--- START OF RAW RECORDS ---
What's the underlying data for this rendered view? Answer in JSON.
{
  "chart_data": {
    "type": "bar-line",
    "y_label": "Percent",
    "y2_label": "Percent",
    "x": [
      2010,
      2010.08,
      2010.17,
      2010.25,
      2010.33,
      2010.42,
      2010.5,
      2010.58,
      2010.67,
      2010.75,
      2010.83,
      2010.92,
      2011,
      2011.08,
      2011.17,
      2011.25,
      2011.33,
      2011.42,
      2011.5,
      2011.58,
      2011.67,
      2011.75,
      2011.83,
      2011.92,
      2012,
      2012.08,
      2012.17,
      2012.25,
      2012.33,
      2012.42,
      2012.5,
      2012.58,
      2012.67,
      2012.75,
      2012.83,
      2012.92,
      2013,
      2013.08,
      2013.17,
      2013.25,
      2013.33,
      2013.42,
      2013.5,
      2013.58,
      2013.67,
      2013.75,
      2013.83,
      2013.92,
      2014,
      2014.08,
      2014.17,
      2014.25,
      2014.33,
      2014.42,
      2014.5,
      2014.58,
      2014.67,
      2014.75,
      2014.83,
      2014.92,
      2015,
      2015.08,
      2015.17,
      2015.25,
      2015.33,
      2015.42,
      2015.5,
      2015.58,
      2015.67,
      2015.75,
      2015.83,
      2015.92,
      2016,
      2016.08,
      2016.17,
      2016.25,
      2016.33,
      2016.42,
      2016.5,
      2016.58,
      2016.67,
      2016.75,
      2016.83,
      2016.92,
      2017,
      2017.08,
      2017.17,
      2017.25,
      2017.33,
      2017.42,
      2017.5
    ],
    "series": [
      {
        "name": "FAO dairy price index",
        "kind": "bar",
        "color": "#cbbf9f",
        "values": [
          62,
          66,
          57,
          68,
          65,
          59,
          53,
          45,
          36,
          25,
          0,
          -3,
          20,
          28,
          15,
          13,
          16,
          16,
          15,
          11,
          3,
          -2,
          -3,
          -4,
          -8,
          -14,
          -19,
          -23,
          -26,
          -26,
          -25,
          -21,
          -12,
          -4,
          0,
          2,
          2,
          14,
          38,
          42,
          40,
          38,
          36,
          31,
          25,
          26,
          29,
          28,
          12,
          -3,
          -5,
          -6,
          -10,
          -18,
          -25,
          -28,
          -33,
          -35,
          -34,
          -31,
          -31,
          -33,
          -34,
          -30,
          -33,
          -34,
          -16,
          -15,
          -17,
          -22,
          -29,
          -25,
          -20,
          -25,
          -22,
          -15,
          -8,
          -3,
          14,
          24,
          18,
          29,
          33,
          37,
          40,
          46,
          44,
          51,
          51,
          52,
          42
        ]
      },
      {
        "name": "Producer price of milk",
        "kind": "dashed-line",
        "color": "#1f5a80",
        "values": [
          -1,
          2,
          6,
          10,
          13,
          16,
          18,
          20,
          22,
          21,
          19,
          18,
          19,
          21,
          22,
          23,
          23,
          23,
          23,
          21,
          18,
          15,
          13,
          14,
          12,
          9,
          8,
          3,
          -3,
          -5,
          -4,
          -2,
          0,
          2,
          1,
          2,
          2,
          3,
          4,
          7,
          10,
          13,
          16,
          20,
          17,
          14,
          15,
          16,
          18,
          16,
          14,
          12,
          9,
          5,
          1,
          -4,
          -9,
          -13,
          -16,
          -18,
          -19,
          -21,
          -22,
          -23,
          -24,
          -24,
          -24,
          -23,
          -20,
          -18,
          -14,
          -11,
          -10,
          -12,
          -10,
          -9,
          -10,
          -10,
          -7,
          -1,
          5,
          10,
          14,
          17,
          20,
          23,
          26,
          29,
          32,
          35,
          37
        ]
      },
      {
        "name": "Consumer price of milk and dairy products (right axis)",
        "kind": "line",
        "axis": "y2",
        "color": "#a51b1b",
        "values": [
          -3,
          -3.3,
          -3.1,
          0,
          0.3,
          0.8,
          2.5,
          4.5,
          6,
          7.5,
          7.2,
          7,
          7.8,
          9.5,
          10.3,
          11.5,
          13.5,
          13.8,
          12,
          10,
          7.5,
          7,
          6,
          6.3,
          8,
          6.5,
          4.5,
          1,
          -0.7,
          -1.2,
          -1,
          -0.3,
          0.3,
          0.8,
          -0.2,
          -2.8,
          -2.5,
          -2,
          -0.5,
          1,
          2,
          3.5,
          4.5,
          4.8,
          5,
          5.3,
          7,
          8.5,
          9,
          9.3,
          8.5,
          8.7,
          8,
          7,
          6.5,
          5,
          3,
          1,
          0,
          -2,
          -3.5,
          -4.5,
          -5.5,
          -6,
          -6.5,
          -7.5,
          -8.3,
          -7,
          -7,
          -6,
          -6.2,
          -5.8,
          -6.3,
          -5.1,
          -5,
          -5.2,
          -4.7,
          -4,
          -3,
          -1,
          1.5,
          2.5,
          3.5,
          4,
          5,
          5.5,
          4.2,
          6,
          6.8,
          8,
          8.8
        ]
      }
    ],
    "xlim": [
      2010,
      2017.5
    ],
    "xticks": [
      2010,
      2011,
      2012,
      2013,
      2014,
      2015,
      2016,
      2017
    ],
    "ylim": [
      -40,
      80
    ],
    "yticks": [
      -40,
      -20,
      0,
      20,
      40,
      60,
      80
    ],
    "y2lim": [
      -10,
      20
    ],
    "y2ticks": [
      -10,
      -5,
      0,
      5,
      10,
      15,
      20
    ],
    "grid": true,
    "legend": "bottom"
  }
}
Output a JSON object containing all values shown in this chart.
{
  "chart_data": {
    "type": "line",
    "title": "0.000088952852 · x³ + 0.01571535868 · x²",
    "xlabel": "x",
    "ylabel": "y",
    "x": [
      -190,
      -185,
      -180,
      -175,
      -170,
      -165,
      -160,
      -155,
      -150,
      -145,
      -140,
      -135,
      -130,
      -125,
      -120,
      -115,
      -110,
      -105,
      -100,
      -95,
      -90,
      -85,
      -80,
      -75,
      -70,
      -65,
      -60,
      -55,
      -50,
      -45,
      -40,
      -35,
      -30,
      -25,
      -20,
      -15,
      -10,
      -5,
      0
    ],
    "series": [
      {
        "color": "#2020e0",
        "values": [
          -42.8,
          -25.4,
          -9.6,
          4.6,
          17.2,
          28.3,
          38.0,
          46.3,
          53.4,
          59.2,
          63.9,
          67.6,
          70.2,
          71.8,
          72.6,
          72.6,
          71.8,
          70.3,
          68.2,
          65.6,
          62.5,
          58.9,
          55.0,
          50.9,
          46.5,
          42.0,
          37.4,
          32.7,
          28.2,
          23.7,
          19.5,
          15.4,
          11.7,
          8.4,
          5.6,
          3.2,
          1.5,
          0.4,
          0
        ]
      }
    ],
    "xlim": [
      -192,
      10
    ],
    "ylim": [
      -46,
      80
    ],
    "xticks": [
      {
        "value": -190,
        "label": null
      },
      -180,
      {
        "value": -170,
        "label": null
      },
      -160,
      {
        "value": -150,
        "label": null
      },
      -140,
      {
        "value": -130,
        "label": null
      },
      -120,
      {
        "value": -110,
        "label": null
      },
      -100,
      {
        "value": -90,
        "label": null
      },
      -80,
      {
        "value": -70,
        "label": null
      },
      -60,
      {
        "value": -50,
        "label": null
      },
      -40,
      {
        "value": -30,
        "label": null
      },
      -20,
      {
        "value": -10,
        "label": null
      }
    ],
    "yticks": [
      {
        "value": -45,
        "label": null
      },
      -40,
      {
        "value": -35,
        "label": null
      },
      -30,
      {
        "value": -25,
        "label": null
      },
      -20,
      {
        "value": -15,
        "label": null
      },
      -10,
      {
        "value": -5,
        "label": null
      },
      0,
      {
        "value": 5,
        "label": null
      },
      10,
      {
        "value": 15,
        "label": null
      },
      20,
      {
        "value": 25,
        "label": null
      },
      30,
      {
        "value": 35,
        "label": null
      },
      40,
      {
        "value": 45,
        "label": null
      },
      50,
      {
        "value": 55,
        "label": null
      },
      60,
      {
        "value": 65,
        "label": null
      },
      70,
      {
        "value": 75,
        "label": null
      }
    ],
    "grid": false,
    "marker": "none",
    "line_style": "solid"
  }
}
--- END OF RAW RECORDS ---
# DO THIS
Locate all lines in the listing above with the word "name". Copy them.

# EXERCISE OUTPUT
        "name": "FAO dairy price index",
        "name": "Producer price of milk",
        "name": "Consumer price of milk and dairy products (right axis)",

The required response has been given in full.